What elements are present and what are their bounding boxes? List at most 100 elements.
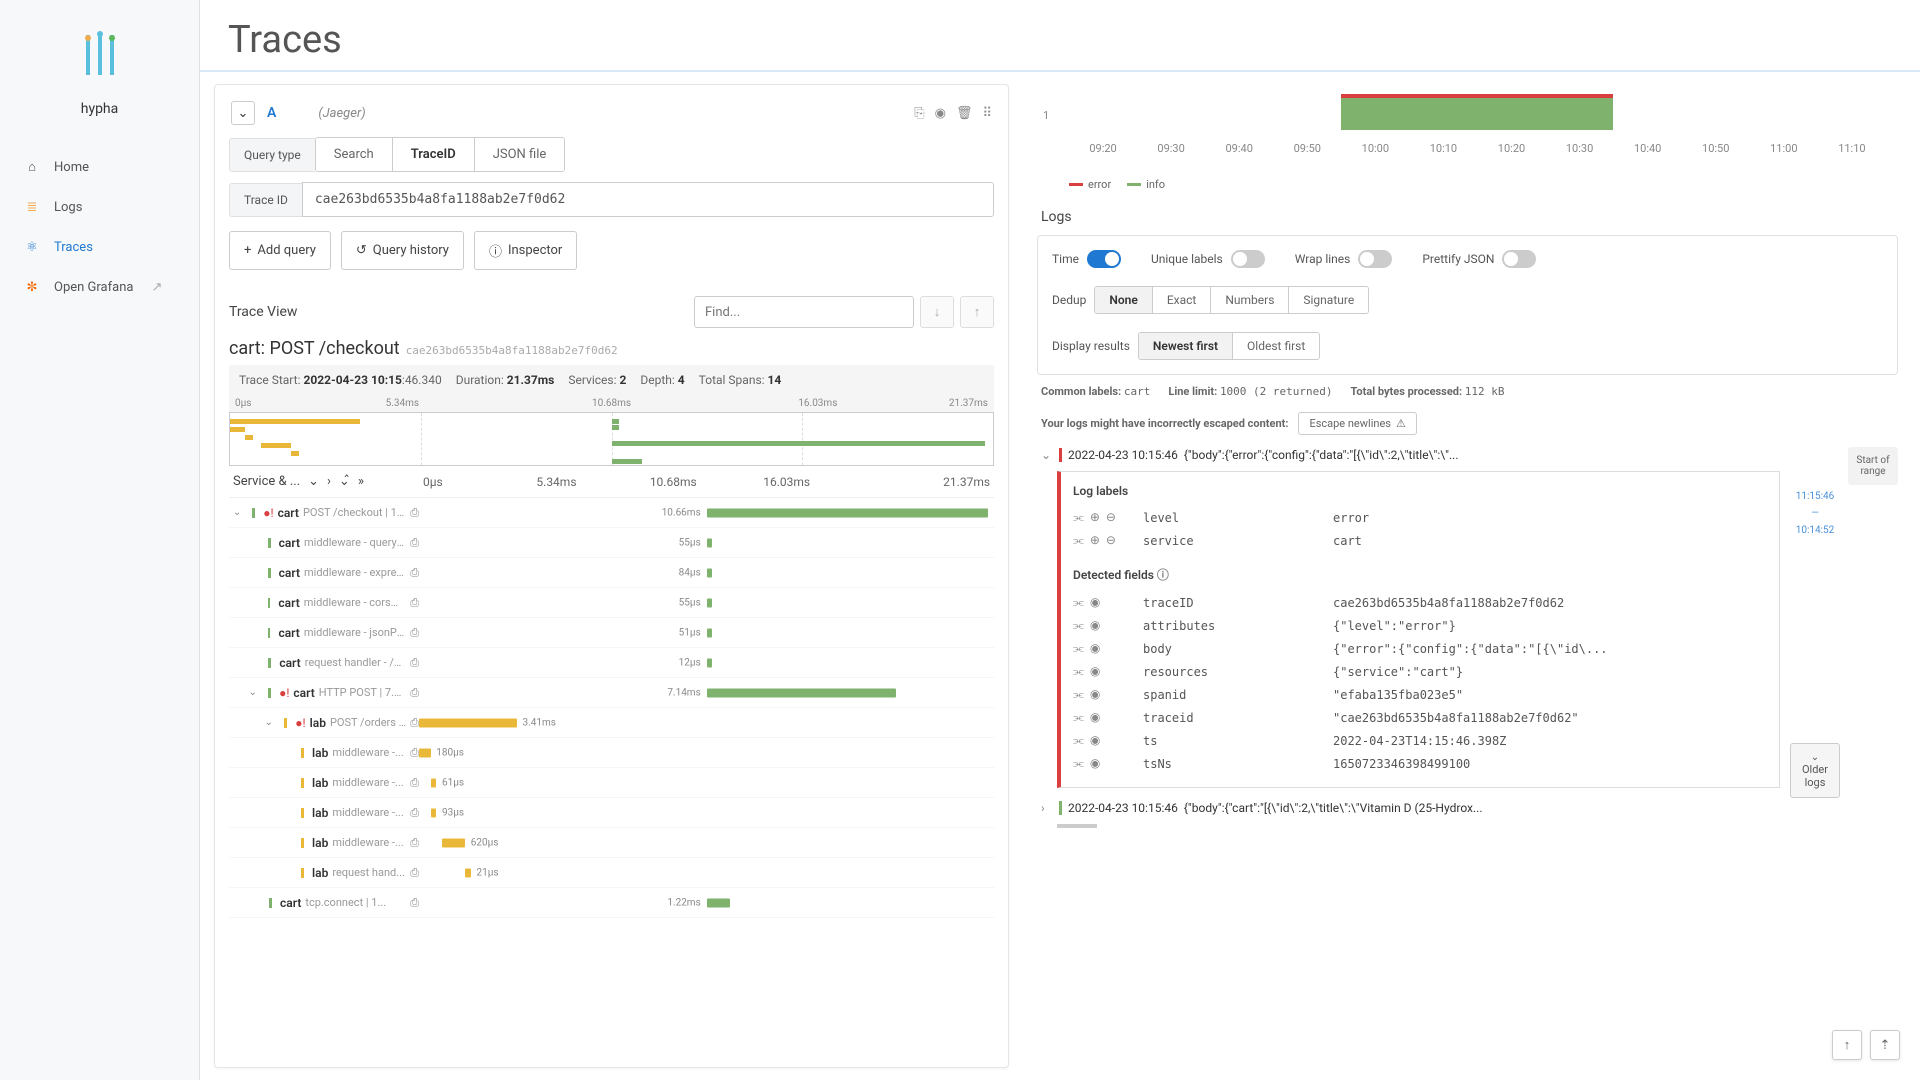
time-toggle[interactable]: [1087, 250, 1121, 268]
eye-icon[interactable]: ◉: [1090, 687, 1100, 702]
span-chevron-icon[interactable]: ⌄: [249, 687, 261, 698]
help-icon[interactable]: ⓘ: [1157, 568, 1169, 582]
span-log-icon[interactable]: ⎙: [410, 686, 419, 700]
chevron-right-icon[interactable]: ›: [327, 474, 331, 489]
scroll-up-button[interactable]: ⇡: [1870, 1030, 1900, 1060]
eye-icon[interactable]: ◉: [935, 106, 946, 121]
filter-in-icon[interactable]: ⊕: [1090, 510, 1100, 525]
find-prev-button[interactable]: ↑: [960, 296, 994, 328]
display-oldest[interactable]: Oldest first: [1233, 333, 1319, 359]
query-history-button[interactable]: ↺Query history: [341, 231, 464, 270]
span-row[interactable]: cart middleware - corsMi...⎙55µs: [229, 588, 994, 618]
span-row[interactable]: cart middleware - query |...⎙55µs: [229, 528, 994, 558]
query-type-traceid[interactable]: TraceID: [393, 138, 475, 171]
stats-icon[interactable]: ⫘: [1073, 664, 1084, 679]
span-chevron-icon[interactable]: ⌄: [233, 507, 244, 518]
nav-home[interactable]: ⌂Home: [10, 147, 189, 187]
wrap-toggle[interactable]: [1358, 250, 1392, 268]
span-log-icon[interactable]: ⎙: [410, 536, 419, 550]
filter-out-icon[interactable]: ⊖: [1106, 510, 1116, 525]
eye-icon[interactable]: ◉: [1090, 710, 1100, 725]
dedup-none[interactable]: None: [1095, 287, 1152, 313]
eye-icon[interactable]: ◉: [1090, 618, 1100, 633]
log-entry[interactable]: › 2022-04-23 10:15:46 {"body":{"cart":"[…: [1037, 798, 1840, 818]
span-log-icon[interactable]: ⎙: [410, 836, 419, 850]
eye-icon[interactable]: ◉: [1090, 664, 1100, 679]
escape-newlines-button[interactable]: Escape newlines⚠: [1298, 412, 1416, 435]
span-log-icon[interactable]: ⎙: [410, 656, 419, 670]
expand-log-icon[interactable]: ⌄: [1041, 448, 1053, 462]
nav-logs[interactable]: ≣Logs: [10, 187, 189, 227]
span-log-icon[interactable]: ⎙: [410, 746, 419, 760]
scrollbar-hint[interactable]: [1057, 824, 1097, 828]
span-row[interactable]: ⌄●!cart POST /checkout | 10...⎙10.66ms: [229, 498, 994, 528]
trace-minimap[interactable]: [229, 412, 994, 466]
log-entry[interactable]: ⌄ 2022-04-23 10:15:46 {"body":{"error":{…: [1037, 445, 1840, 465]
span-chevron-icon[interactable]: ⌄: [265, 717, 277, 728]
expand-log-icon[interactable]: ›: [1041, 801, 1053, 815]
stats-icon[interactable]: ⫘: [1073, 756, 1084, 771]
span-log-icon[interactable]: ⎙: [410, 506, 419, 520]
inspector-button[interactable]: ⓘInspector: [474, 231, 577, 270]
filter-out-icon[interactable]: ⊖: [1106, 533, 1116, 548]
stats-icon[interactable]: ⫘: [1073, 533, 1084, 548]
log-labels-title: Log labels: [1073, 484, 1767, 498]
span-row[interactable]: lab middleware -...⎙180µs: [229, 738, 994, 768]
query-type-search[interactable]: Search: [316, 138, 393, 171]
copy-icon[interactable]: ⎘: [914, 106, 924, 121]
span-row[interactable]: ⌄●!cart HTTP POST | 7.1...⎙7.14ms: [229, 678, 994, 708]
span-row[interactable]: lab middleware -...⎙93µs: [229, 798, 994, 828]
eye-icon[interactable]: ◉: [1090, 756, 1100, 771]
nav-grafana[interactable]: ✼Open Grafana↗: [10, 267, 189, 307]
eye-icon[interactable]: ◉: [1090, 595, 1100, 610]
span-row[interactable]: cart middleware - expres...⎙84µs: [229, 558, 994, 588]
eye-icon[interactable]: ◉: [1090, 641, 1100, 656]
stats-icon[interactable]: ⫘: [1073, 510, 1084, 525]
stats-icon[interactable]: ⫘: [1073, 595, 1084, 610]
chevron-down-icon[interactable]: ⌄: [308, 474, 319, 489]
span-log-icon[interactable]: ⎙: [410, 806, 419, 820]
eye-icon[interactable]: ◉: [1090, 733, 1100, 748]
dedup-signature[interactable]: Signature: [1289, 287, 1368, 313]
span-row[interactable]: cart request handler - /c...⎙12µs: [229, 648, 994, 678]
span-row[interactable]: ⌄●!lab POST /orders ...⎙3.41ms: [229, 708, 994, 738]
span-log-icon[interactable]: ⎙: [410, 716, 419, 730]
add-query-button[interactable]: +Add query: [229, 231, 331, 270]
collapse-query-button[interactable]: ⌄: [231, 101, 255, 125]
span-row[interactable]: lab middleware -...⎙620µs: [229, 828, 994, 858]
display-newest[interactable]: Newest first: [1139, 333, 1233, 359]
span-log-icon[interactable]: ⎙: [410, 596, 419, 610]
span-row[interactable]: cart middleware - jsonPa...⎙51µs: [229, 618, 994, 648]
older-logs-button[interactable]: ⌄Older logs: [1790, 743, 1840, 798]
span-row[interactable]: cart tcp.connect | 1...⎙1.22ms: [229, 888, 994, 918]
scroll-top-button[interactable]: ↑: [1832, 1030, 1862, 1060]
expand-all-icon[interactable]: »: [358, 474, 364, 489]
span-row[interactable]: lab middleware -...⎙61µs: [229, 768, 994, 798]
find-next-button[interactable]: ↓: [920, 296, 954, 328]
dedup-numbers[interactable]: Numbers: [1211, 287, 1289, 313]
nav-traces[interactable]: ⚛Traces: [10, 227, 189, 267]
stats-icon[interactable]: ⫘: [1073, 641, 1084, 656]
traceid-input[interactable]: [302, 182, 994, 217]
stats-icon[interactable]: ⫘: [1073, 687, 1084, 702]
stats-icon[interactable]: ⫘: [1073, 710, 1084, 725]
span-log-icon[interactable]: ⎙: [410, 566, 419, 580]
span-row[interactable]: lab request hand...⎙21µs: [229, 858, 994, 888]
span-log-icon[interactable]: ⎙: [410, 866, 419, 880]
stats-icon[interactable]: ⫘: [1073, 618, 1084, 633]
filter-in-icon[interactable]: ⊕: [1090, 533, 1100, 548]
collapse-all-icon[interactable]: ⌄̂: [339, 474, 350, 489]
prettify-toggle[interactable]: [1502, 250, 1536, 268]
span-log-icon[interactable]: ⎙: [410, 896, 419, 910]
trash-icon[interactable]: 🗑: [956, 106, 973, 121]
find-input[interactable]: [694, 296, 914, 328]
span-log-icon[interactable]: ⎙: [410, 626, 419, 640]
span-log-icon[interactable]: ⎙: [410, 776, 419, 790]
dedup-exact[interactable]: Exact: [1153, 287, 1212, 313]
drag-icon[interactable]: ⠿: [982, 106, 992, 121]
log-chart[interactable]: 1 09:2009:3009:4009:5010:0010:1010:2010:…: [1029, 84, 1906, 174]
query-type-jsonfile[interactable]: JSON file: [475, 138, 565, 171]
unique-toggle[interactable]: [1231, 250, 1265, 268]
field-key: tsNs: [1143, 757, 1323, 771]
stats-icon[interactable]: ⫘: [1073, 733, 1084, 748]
----------
● Aufgabenstellung: Tausche in allen Zeilen „eye-icon“ gegen „view-icon“ aus und gib die Zeilen sonst unverändert wieder. Lass dabei die Bilder weg.

● Lösung:
What elements are present and what are their bounding boxes? List at most 100 elements.
time-toggle[interactable]: [1087, 250, 1121, 268]
view-icon[interactable]: ◉: [1090, 687, 1100, 702]
span-chevron-icon[interactable]: ⌄: [249, 687, 261, 698]
help-icon[interactable]: ⓘ: [1157, 568, 1169, 582]
span-log-icon[interactable]: ⎙: [410, 686, 419, 700]
chevron-right-icon[interactable]: ›: [327, 474, 331, 489]
scroll-up-button[interactable]: ⇡: [1870, 1030, 1900, 1060]
view-icon[interactable]: ◉: [935, 106, 946, 121]
filter-in-icon[interactable]: ⊕: [1090, 510, 1100, 525]
find-prev-button[interactable]: ↑: [960, 296, 994, 328]
display-oldest[interactable]: Oldest first: [1233, 333, 1319, 359]
query-history-button[interactable]: ↺Query history: [341, 231, 464, 270]
span-row[interactable]: cart middleware - corsMi...⎙55µs: [229, 588, 994, 618]
span-row[interactable]: cart middleware - query |...⎙55µs: [229, 528, 994, 558]
query-type-traceid[interactable]: TraceID: [393, 138, 475, 171]
stats-icon[interactable]: ⫘: [1073, 664, 1084, 679]
span-chevron-icon[interactable]: ⌄: [233, 507, 244, 518]
nav-home[interactable]: ⌂Home: [10, 147, 189, 187]
wrap-toggle[interactable]: [1358, 250, 1392, 268]
span-log-icon[interactable]: ⎙: [410, 536, 419, 550]
filter-out-icon[interactable]: ⊖: [1106, 510, 1116, 525]
view-icon[interactable]: ◉: [1090, 710, 1100, 725]
dedup-none[interactable]: None: [1095, 287, 1152, 313]
view-icon[interactable]: ◉: [1090, 618, 1100, 633]
log-entry[interactable]: › 2022-04-23 10:15:46 {"body":{"cart":"[…: [1037, 798, 1840, 818]
span-log-icon[interactable]: ⎙: [410, 836, 419, 850]
view-icon[interactable]: ◉: [1090, 664, 1100, 679]
escape-newlines-button[interactable]: Escape newlines⚠: [1298, 412, 1416, 435]
span-log-icon[interactable]: ⎙: [410, 656, 419, 670]
expand-log-icon[interactable]: ⌄: [1041, 448, 1053, 462]
nav-logs[interactable]: ≣Logs: [10, 187, 189, 227]
span-log-icon[interactable]: ⎙: [410, 746, 419, 760]
scrollbar-hint[interactable]: [1057, 824, 1097, 828]
span-row[interactable]: ⌄●!cart POST /checkout | 10...⎙10.66ms: [229, 498, 994, 528]
trace-minimap[interactable]: [229, 412, 994, 466]
log-entry[interactable]: ⌄ 2022-04-23 10:15:46 {"body":{"error":{…: [1037, 445, 1840, 465]
span-chevron-icon[interactable]: ⌄: [265, 717, 277, 728]
expand-log-icon[interactable]: ›: [1041, 801, 1053, 815]
stats-icon[interactable]: ⫘: [1073, 756, 1084, 771]
span-log-icon[interactable]: ⎙: [410, 506, 419, 520]
inspector-button[interactable]: ⓘInspector: [474, 231, 577, 270]
filter-out-icon[interactable]: ⊖: [1106, 533, 1116, 548]
stats-icon[interactable]: ⫘: [1073, 533, 1084, 548]
log-labels-title: Log labels: [1073, 484, 1767, 498]
span-row[interactable]: lab middleware -...⎙180µs: [229, 738, 994, 768]
query-type-search[interactable]: Search: [316, 138, 393, 171]
copy-icon[interactable]: ⎘: [914, 106, 924, 121]
span-row[interactable]: ⌄●!cart HTTP POST | 7.1...⎙7.14ms: [229, 678, 994, 708]
span-row[interactable]: lab middleware -...⎙93µs: [229, 798, 994, 828]
view-icon[interactable]: ◉: [1090, 756, 1100, 771]
nav-grafana[interactable]: ✼Open Grafana↗: [10, 267, 189, 307]
view-icon[interactable]: ◉: [1090, 595, 1100, 610]
span-row[interactable]: cart middleware - expres...⎙84µs: [229, 558, 994, 588]
view-icon[interactable]: ◉: [1090, 641, 1100, 656]
stats-icon[interactable]: ⫘: [1073, 510, 1084, 525]
stats-icon[interactable]: ⫘: [1073, 595, 1084, 610]
chevron-down-icon[interactable]: ⌄: [308, 474, 319, 489]
span-log-icon[interactable]: ⎙: [410, 806, 419, 820]
view-icon[interactable]: ◉: [1090, 733, 1100, 748]
dedup-signature[interactable]: Signature: [1289, 287, 1368, 313]
span-row[interactable]: cart request handler - /c...⎙12µs: [229, 648, 994, 678]
span-row[interactable]: ⌄●!lab POST /orders ...⎙3.41ms: [229, 708, 994, 738]
span-log-icon[interactable]: ⎙: [410, 716, 419, 730]
add-query-button[interactable]: +Add query: [229, 231, 331, 270]
collapse-query-button[interactable]: ⌄: [231, 101, 255, 125]
span-row[interactable]: lab middleware -...⎙620µs: [229, 828, 994, 858]
display-newest[interactable]: Newest first: [1139, 333, 1233, 359]
span-log-icon[interactable]: ⎙: [410, 596, 419, 610]
span-row[interactable]: cart middleware - jsonPa...⎙51µs: [229, 618, 994, 648]
older-logs-button[interactable]: ⌄Older logs: [1790, 743, 1840, 798]
span-row[interactable]: cart tcp.connect | 1...⎙1.22ms: [229, 888, 994, 918]
scroll-top-button[interactable]: ↑: [1832, 1030, 1862, 1060]
expand-all-icon[interactable]: »: [358, 474, 364, 489]
span-row[interactable]: lab middleware -...⎙61µs: [229, 768, 994, 798]
find-next-button[interactable]: ↓: [920, 296, 954, 328]
dedup-numbers[interactable]: Numbers: [1211, 287, 1289, 313]
nav-traces[interactable]: ⚛Traces: [10, 227, 189, 267]
stats-icon[interactable]: ⫘: [1073, 641, 1084, 656]
traceid-input[interactable]: [302, 182, 994, 217]
stats-icon[interactable]: ⫘: [1073, 687, 1084, 702]
stats-icon[interactable]: ⫘: [1073, 710, 1084, 725]
span-log-icon[interactable]: ⎙: [410, 566, 419, 580]
span-row[interactable]: lab request hand...⎙21µs: [229, 858, 994, 888]
span-log-icon[interactable]: ⎙: [410, 866, 419, 880]
stats-icon[interactable]: ⫘: [1073, 618, 1084, 633]
filter-in-icon[interactable]: ⊕: [1090, 533, 1100, 548]
collapse-all-icon[interactable]: ⌄̂: [339, 474, 350, 489]
prettify-toggle[interactable]: [1502, 250, 1536, 268]
span-log-icon[interactable]: ⎙: [410, 896, 419, 910]
trash-icon[interactable]: 🗑: [956, 106, 973, 121]
find-input[interactable]: [694, 296, 914, 328]
span-log-icon[interactable]: ⎙: [410, 626, 419, 640]
span-log-icon[interactable]: ⎙: [410, 776, 419, 790]
dedup-exact[interactable]: Exact: [1153, 287, 1212, 313]
drag-icon[interactable]: ⠿: [982, 106, 992, 121]
log-chart[interactable]: 1 09:2009:3009:4009:5010:0010:1010:2010:…: [1029, 84, 1906, 174]
query-type-jsonfile[interactable]: JSON file: [475, 138, 565, 171]
unique-toggle[interactable]: [1231, 250, 1265, 268]
field-key: tsNs: [1143, 757, 1323, 771]
stats-icon[interactable]: ⫘: [1073, 733, 1084, 748]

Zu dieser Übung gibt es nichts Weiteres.